Text excerpt:
========================================================================
Train a new acoustic model (mfa train)#

You can train new acoustic models from scratch using MFA, and export the final alignments as TextGrids at the end. You don’t need a ton of data to generate decent alignments (see the blog post comparing alignments trained on various corpus sizes). At the end of the day, it comes down to trial and error, so I would recommend trying different workflows of pretrained models vs training your own or adapting a model to your data to see what performs best.

Phone topology#

The phone topology that MFA uses is different from the standard 3-state HMMs. Each phone can have a maximum of 5 states, but allows for early exiting, so each phone has a minimum duration of 10ms (one MFCC frame) rather than 30ms for the 3-state HMM (three MFCC frames).

Phone groups#

By default each phone is treated independently of one another, which can lead to data sparsity issues or worse contextual modeling for clearly related phones when modeling triphones (i.e., long/short vowels ɑ/ɑː, stressed/unstressed versions OY1/OY2/OY0). Phone groups can be specified via the --phone_groups_path flag. See phone groups for more information.

Deprecated since version 3.0.0: Using the --phone_set flag to generate phone groups is deprecated as of MFA 3.0, please refer to using --phone_groups_path flag to specify a phone groups configuration file instead.
========================================================================
Challenge 1: Using the text on training acoustic models with MFA, decide whether each statement agrees with it: (a) In MFA's phone topology, a phone can have at most 5 states. (b) The minimum duration of a phone in MFA is 30ms. (c) In MFA 3.0, the --phone_set flag is the recommended way to specify phone groups. For each, answer yes or no and quote the deciding words of the text.

Dataset rows:
========================================================================
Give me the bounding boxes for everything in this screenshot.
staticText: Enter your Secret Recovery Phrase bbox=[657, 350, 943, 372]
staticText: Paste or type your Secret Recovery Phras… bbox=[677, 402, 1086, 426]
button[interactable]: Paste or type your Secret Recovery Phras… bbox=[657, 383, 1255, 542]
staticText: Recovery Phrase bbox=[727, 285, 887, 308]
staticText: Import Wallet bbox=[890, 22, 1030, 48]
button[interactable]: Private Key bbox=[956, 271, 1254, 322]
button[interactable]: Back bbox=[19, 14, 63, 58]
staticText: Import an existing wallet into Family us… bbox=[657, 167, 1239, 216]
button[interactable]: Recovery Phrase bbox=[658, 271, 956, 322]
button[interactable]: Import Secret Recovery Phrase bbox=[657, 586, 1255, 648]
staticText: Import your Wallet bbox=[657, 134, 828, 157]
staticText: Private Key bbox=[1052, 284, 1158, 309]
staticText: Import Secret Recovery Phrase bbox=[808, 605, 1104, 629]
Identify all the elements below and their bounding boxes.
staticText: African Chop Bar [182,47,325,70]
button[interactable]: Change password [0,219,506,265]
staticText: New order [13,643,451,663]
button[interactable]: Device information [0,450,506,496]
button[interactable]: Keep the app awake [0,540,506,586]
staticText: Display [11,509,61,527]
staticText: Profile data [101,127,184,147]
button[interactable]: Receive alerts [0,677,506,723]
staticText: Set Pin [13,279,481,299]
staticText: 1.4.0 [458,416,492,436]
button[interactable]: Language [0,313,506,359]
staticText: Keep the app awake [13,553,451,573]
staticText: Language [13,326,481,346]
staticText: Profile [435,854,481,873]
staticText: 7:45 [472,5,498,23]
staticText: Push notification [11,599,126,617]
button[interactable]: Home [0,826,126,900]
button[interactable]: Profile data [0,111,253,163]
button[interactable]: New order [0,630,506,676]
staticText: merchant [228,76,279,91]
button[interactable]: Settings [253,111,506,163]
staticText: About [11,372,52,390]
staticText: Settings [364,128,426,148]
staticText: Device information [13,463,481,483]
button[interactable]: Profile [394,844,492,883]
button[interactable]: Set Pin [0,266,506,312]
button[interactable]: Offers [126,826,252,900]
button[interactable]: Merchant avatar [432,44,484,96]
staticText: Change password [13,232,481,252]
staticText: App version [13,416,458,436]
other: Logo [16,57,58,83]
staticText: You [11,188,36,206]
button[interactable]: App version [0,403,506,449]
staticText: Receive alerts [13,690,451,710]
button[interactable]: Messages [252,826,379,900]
========================================================================
Challenge 2: Transcribe the Dataset rows exactly, beginning at their first line and stopping after the line that contains "staticText: Profile data [101,127,184,147]".

Answer 1:
(a) Yes: "Each phone can have a maximum of 5 states"
(b) No: "each phone has a minimum duration of 10ms (one MFCC frame) rather than 30ms for the 3-state HMM"
(c) No: "Using the --phone_set flag to generate phone groups is deprecated as of MFA 3.0"

Answer 2:
Give me the bounding boxes for everything in this screenshot.
staticText: Enter your Secret Recovery Phrase bbox=[657, 350, 943, 372]
staticText: Paste or type your Secret Recovery Phras… bbox=[677, 402, 1086, 426]
button[interactable]: Paste or type your Secret Recovery Phras… bbox=[657, 383, 1255, 542]
staticText: Recovery Phrase bbox=[727, 285, 887, 308]
staticText: Import Wallet bbox=[890, 22, 1030, 48]
button[interactable]: Private Key bbox=[956, 271, 1254, 322]
button[interactable]: Back bbox=[19, 14, 63, 58]
staticText: Import an existing wallet into Family us… bbox=[657, 167, 1239, 216]
button[interactable]: Recovery Phrase bbox=[658, 271, 956, 322]
button[interactable]: Import Secret Recovery Phrase bbox=[657, 586, 1255, 648]
staticText: Import your Wallet bbox=[657, 134, 828, 157]
staticText: Private Key bbox=[1052, 284, 1158, 309]
staticText: Import Secret Recovery Phrase bbox=[808, 605, 1104, 629]
Identify all the elements below and their bounding boxes.
staticText: African Chop Bar [182,47,325,70]
button[interactable]: Change password [0,219,506,265]
staticText: New order [13,643,451,663]
button[interactable]: Device information [0,450,506,496]
button[interactable]: Keep the app awake [0,540,506,586]
staticText: Display [11,509,61,527]
staticText: Profile data [101,127,184,147]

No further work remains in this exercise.